**GOAL OF THE EXERCISE:**
Please extract the data lines unchanged, starting at the first line of the data and ending at the line that contains "1265, 1065, 1293]", with that line included.

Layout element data
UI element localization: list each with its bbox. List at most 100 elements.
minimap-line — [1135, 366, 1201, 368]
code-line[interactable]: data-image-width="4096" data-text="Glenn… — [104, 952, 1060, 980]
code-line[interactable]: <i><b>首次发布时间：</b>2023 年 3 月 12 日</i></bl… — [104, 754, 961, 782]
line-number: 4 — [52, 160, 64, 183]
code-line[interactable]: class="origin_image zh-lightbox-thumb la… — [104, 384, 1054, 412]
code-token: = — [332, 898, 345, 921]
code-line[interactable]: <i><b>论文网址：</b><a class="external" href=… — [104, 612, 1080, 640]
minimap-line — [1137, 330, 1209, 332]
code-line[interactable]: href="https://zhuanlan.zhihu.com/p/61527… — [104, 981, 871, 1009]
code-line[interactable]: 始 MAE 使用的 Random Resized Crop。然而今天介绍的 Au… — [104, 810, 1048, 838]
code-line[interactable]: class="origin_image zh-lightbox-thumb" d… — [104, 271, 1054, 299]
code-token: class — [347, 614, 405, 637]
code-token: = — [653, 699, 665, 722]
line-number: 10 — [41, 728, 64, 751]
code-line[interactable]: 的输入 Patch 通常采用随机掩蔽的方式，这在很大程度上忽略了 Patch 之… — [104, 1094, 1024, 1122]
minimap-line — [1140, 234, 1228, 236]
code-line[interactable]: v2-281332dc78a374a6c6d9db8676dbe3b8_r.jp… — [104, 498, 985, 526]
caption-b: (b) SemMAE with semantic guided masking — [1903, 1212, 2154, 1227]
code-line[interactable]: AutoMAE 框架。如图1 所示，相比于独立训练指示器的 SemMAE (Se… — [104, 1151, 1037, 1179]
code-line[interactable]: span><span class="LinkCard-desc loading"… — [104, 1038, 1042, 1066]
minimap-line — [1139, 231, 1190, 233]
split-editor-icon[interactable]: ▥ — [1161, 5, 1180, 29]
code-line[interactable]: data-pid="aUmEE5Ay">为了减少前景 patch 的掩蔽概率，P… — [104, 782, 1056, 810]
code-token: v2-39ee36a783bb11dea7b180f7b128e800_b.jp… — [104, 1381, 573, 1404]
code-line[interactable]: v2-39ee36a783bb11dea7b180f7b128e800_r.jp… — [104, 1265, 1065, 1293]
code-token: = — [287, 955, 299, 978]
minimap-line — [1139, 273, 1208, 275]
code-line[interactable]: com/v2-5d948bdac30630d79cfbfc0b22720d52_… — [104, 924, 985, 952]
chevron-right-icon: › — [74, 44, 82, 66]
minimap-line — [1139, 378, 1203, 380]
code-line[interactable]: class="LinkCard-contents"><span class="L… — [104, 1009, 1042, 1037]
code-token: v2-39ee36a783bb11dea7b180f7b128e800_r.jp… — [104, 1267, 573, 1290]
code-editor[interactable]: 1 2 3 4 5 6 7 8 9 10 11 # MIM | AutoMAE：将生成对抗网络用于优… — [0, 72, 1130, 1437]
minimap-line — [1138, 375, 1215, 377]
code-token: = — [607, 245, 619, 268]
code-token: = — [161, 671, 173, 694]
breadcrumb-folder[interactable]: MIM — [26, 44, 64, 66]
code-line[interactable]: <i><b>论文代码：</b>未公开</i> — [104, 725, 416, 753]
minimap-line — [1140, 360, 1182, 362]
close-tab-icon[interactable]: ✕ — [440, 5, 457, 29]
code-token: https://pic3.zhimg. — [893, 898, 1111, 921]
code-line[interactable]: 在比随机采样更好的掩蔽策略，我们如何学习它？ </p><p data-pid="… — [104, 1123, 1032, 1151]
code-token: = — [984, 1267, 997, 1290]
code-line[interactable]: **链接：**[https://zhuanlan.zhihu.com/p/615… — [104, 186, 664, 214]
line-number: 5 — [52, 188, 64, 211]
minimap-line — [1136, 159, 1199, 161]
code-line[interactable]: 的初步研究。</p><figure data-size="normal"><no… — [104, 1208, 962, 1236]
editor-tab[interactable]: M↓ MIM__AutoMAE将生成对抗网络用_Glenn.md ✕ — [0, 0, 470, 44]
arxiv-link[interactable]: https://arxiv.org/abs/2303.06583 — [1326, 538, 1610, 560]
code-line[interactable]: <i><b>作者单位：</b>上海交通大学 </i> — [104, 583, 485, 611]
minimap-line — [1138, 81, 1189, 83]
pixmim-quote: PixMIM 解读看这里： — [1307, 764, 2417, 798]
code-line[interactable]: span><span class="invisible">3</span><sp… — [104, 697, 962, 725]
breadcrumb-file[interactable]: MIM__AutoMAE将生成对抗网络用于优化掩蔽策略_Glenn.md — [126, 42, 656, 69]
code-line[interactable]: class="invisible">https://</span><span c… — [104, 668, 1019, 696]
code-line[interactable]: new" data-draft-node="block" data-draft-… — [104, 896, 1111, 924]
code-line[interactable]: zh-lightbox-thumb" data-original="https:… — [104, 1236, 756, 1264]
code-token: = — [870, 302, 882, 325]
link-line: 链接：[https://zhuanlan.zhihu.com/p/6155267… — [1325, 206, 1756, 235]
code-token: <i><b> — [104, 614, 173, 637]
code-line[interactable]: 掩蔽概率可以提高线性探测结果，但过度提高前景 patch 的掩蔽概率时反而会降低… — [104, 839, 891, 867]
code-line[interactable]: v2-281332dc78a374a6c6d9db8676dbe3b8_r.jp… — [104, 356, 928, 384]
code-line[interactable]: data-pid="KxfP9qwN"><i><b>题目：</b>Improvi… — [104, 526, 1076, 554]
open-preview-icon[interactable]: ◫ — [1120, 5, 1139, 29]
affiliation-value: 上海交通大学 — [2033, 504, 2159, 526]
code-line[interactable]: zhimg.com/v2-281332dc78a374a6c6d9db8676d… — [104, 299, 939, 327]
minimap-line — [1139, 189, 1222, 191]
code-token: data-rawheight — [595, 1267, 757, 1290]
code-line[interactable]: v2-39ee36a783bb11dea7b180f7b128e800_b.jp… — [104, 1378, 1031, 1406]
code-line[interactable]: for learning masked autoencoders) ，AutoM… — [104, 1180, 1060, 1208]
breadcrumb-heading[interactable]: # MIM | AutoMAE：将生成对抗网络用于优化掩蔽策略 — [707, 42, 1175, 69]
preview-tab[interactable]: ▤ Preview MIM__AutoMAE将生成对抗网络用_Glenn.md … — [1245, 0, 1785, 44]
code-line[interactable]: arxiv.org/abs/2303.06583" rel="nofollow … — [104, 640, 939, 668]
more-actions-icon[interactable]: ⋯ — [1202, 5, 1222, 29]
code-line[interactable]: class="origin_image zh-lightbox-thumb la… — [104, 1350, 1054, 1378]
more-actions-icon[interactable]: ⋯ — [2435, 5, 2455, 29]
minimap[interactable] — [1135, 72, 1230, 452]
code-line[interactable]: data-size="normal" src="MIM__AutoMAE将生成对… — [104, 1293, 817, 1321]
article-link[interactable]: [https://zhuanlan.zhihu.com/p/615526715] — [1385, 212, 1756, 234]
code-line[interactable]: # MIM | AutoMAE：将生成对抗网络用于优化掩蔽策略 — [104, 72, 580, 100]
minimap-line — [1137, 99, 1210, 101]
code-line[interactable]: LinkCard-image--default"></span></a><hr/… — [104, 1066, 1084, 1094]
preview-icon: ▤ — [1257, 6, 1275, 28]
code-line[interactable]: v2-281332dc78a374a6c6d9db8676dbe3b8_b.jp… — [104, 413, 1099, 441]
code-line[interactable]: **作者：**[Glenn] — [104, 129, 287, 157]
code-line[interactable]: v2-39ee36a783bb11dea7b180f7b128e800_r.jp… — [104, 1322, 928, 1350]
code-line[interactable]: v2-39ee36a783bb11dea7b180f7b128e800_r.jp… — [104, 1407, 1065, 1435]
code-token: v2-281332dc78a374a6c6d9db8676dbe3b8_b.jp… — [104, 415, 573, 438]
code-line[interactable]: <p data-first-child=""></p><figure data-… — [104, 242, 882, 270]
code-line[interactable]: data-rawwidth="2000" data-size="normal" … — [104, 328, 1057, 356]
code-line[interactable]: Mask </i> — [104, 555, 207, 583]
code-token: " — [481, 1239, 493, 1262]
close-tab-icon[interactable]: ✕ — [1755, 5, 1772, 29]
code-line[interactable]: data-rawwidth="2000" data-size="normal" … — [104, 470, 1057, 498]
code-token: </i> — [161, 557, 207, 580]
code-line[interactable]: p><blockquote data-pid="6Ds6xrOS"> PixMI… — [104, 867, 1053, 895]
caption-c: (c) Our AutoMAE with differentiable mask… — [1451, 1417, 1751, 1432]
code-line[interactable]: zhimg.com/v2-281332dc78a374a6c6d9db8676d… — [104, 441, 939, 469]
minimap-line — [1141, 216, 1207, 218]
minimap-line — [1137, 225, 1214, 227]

**TASK OUTPUT:**
UI element localization: list each with its bbox. List at most 100 elements.
minimap-line — [1135, 366, 1201, 368]
code-line[interactable]: data-image-width="4096" data-text="Glenn… — [104, 952, 1060, 980]
code-line[interactable]: <i><b>首次发布时间：</b>2023 年 3 月 12 日</i></bl… — [104, 754, 961, 782]
line-number: 4 — [52, 160, 64, 183]
code-line[interactable]: class="origin_image zh-lightbox-thumb la… — [104, 384, 1054, 412]
code-token: = — [332, 898, 345, 921]
code-line[interactable]: <i><b>论文网址：</b><a class="external" href=… — [104, 612, 1080, 640]
minimap-line — [1137, 330, 1209, 332]
code-line[interactable]: href="https://zhuanlan.zhihu.com/p/61527… — [104, 981, 871, 1009]
code-line[interactable]: 始 MAE 使用的 Random Resized Crop。然而今天介绍的 Au… — [104, 810, 1048, 838]
code-line[interactable]: class="origin_image zh-lightbox-thumb" d… — [104, 271, 1054, 299]
code-token: class — [347, 614, 405, 637]
code-token: = — [653, 699, 665, 722]
line-number: 10 — [41, 728, 64, 751]
code-line[interactable]: 的输入 Patch 通常采用随机掩蔽的方式，这在很大程度上忽略了 Patch 之… — [104, 1094, 1024, 1122]
minimap-line — [1140, 234, 1228, 236]
code-line[interactable]: v2-281332dc78a374a6c6d9db8676dbe3b8_r.jp… — [104, 498, 985, 526]
caption-b: (b) SemMAE with semantic guided masking — [1903, 1212, 2154, 1227]
code-line[interactable]: AutoMAE 框架。如图1 所示，相比于独立训练指示器的 SemMAE (Se… — [104, 1151, 1037, 1179]
code-line[interactable]: span><span class="LinkCard-desc loading"… — [104, 1038, 1042, 1066]
minimap-line — [1139, 231, 1190, 233]
split-editor-icon[interactable]: ▥ — [1161, 5, 1180, 29]
code-line[interactable]: data-pid="aUmEE5Ay">为了减少前景 patch 的掩蔽概率，P… — [104, 782, 1056, 810]
code-token: v2-39ee36a783bb11dea7b180f7b128e800_b.jp… — [104, 1381, 573, 1404]
code-line[interactable]: v2-39ee36a783bb11dea7b180f7b128e800_r.jp… — [104, 1265, 1065, 1293]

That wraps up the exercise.